*** DATA EXCERPTS ***

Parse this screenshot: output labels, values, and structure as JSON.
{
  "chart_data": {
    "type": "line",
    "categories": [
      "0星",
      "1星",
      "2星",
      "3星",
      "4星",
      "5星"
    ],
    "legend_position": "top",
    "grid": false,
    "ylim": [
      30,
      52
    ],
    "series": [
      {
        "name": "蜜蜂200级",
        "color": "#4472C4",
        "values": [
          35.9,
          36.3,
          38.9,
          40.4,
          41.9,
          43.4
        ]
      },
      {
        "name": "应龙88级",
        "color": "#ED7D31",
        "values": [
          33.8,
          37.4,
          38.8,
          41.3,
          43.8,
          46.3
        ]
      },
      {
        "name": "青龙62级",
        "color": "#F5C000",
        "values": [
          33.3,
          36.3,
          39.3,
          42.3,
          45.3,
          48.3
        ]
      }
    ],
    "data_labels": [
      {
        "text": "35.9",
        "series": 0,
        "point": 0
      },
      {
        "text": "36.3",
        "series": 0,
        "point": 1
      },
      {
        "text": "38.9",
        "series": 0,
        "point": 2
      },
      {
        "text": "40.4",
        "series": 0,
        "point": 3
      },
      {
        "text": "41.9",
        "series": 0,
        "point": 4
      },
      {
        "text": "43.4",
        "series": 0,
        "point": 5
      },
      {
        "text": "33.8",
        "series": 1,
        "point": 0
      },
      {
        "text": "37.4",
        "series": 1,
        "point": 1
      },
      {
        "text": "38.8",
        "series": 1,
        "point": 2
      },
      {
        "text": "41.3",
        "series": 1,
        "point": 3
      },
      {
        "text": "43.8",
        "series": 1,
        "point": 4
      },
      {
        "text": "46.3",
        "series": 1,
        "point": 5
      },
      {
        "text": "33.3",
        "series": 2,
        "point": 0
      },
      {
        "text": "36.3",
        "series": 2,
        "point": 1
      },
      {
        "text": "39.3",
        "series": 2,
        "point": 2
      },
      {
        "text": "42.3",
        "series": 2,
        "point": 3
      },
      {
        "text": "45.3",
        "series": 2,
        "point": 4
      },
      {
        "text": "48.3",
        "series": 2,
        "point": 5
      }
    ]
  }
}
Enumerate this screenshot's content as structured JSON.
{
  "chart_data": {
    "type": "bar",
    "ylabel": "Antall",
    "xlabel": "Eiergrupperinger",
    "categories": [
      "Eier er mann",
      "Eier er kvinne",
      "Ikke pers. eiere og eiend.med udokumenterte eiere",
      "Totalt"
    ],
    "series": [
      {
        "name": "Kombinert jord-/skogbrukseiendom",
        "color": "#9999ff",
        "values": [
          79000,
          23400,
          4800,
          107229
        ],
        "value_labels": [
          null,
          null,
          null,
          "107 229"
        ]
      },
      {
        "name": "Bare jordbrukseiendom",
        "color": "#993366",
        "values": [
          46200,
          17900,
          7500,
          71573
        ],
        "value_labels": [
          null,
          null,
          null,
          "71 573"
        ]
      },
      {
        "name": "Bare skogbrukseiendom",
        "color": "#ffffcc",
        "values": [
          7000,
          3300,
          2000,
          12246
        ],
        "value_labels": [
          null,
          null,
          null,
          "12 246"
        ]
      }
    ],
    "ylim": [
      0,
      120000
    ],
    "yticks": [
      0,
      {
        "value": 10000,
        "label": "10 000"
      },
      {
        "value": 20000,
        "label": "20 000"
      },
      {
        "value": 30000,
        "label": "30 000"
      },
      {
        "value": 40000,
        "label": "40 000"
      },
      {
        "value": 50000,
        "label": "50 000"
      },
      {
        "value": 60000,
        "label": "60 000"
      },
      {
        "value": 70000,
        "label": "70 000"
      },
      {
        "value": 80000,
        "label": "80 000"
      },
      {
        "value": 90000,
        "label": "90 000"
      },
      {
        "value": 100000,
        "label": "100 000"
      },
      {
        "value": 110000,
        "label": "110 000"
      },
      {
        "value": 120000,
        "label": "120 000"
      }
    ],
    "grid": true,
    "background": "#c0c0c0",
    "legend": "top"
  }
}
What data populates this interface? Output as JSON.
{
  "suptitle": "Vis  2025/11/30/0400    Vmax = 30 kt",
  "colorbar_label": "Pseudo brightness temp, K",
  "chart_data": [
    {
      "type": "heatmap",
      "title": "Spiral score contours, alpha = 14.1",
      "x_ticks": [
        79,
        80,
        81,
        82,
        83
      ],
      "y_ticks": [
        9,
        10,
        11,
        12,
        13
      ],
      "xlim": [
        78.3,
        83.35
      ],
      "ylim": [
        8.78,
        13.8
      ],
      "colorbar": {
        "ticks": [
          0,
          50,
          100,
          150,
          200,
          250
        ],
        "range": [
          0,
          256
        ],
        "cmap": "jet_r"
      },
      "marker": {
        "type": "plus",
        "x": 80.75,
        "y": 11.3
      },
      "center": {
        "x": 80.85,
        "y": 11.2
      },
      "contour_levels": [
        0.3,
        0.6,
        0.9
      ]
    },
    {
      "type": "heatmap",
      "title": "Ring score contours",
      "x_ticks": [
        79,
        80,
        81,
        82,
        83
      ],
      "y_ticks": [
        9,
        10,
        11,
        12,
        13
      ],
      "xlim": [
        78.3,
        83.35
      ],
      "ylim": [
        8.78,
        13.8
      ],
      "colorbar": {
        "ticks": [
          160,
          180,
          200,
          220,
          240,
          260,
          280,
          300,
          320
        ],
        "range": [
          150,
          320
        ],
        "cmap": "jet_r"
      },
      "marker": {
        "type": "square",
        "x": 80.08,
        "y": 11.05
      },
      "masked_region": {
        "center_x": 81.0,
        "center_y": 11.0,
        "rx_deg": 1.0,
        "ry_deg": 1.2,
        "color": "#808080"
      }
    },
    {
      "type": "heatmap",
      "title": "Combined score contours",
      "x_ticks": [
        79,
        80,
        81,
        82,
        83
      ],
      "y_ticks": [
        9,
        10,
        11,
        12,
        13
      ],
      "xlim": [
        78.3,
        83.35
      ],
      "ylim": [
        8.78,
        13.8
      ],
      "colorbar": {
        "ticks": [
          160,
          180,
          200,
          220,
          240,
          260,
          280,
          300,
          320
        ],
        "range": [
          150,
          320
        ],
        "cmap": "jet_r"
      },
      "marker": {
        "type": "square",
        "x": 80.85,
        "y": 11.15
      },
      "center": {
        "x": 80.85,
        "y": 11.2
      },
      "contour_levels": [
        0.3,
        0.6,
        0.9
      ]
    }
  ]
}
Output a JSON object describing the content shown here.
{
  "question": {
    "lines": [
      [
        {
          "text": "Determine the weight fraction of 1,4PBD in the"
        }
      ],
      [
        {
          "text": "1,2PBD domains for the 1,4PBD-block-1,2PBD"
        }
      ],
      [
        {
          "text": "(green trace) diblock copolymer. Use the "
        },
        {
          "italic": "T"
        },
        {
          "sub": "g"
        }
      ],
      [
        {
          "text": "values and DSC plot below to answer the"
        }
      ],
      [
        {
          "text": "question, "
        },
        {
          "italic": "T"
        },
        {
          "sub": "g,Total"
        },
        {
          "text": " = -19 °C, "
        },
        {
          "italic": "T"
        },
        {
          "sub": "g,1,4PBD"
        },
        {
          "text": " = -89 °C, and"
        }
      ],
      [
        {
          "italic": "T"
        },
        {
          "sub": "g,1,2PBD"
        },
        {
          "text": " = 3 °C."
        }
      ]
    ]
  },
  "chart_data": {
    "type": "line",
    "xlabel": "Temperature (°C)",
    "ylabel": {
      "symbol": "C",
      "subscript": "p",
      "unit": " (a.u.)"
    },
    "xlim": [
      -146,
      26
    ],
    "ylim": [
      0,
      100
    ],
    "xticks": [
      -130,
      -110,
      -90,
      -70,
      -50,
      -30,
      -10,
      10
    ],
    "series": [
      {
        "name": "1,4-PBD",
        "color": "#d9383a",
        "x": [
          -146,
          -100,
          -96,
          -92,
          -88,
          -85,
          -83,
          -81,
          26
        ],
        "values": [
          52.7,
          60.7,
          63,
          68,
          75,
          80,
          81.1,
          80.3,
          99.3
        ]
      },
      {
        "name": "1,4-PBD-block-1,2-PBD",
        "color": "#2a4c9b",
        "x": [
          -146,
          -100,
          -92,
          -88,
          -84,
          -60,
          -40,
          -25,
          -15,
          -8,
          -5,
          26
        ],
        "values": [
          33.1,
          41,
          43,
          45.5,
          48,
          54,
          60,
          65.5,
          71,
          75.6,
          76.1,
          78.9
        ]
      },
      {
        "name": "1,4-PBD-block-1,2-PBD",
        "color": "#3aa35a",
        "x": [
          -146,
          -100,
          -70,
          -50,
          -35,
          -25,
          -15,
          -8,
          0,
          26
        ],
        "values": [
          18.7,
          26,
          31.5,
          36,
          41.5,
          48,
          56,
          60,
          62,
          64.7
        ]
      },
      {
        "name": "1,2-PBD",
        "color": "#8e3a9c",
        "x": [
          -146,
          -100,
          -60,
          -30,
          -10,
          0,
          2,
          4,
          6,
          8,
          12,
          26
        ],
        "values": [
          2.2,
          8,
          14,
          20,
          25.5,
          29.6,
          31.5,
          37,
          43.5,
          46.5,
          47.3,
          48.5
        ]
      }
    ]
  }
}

***

→ **WHAT IS BEING ASKED**
The lines to collect are those holding the string "name"; copy them all.

→ **THE SOLUTION**
        "name": "蜜蜂200级",
        "name": "应龙88级",
        "name": "青龙62级",
        "name": "Kombinert jord-/skogbrukseiendom",
        "name": "Bare jordbrukseiendom",
        "name": "Bare skogbrukseiendom",
        "name": "1,4-PBD",
        "name": "1,4-PBD-block-1,2-PBD",
        "name": "1,4-PBD-block-1,2-PBD",
        "name": "1,2-PBD",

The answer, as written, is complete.